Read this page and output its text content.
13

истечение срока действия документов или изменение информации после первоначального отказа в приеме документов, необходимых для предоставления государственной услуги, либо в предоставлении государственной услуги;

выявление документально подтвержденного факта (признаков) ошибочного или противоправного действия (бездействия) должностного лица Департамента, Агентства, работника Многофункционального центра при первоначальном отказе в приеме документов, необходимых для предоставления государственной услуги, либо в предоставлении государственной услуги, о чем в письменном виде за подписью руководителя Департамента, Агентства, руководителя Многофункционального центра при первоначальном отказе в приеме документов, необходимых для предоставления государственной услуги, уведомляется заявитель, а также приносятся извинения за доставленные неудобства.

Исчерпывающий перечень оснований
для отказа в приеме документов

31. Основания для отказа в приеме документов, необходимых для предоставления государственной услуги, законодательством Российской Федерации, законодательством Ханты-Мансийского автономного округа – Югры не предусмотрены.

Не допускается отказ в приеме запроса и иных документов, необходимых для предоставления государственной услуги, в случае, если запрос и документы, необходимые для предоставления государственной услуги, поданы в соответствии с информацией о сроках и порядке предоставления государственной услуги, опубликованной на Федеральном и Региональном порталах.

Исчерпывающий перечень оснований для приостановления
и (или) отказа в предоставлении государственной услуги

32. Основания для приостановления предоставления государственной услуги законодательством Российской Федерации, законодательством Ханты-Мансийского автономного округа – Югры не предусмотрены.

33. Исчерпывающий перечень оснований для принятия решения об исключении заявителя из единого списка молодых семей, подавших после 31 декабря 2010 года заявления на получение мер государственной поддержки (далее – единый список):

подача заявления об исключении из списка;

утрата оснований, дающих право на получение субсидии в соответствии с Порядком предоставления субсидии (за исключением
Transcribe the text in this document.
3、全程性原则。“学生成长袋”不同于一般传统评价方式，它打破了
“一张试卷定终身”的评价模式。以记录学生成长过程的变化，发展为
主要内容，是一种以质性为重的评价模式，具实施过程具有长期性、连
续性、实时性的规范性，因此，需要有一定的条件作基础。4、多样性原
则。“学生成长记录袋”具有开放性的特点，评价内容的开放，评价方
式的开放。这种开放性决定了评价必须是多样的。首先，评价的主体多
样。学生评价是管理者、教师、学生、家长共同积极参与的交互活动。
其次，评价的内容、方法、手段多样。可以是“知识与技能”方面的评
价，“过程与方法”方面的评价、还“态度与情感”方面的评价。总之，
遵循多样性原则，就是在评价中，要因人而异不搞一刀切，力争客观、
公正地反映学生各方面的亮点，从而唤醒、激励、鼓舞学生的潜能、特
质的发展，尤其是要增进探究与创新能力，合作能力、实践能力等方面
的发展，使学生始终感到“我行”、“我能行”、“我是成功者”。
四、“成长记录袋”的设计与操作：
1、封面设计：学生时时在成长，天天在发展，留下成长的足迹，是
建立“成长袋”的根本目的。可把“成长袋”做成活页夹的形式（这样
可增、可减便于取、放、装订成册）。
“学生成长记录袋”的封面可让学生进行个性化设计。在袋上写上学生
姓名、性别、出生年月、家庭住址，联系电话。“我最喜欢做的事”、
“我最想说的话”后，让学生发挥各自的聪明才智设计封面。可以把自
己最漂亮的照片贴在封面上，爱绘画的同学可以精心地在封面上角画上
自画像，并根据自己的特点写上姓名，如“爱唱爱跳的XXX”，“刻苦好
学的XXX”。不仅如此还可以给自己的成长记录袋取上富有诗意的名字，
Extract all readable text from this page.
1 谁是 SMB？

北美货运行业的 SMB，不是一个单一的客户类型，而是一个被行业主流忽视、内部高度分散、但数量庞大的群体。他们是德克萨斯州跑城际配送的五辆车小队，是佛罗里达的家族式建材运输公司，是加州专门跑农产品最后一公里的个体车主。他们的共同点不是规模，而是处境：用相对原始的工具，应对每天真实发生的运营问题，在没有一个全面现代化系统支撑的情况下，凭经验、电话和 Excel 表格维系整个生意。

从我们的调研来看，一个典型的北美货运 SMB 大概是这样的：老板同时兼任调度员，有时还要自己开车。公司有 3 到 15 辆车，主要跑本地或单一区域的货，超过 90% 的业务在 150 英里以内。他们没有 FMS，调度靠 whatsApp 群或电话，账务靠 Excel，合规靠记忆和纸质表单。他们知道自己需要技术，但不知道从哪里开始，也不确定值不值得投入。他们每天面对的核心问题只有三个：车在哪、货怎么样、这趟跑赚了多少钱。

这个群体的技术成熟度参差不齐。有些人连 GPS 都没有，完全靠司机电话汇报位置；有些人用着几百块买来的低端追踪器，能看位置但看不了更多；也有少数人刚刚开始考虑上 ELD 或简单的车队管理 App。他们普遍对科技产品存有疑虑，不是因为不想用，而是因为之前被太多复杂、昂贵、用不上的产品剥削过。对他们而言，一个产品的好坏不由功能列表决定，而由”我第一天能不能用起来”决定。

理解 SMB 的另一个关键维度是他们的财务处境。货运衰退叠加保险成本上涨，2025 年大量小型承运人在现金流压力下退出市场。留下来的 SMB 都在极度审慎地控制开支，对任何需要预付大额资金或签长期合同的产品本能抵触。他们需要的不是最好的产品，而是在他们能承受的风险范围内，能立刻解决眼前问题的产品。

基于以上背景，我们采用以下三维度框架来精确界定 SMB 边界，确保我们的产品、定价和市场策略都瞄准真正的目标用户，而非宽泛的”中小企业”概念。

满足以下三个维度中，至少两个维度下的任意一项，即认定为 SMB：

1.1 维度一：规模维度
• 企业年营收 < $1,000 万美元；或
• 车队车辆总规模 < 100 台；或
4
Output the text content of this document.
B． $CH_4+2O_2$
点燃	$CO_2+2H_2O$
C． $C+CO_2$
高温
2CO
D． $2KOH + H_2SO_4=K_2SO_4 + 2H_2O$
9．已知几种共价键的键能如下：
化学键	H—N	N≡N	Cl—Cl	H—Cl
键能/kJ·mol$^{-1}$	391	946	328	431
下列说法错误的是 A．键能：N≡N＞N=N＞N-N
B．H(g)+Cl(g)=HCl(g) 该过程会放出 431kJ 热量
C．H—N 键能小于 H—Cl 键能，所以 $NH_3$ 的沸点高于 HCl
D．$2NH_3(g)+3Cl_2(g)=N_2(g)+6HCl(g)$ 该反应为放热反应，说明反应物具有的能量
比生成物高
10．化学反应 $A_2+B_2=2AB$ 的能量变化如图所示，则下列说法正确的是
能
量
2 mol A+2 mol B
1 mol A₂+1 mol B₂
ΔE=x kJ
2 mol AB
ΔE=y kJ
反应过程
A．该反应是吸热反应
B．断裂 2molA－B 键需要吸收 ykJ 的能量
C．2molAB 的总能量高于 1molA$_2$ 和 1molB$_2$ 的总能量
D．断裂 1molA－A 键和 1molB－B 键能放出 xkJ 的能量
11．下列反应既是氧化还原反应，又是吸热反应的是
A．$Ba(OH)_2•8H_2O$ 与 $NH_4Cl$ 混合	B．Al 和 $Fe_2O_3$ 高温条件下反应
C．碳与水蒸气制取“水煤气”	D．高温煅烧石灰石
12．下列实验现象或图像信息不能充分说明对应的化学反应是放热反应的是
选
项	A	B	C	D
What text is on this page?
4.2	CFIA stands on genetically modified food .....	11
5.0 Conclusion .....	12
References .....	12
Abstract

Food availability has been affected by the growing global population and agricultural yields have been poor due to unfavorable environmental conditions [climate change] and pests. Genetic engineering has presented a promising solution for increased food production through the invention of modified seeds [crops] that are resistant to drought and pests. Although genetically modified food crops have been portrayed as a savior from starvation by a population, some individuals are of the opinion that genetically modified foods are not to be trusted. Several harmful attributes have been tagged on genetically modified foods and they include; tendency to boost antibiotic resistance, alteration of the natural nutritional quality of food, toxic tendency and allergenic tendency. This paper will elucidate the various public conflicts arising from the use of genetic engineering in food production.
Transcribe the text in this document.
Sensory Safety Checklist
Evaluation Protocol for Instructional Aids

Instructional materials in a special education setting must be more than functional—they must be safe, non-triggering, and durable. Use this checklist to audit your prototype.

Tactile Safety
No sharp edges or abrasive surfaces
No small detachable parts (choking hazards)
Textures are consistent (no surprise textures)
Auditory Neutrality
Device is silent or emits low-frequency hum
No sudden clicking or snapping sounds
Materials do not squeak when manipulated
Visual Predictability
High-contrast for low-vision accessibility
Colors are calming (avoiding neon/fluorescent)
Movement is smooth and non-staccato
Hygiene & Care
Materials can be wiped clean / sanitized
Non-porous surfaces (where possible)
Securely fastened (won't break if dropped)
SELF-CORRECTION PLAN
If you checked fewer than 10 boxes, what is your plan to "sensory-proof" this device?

※

From the entries above, return each line with the word "surfaces" in it.

THE RESPONSE:
No sharp edges or abrasive surfaces
Non-porous surfaces (where possible)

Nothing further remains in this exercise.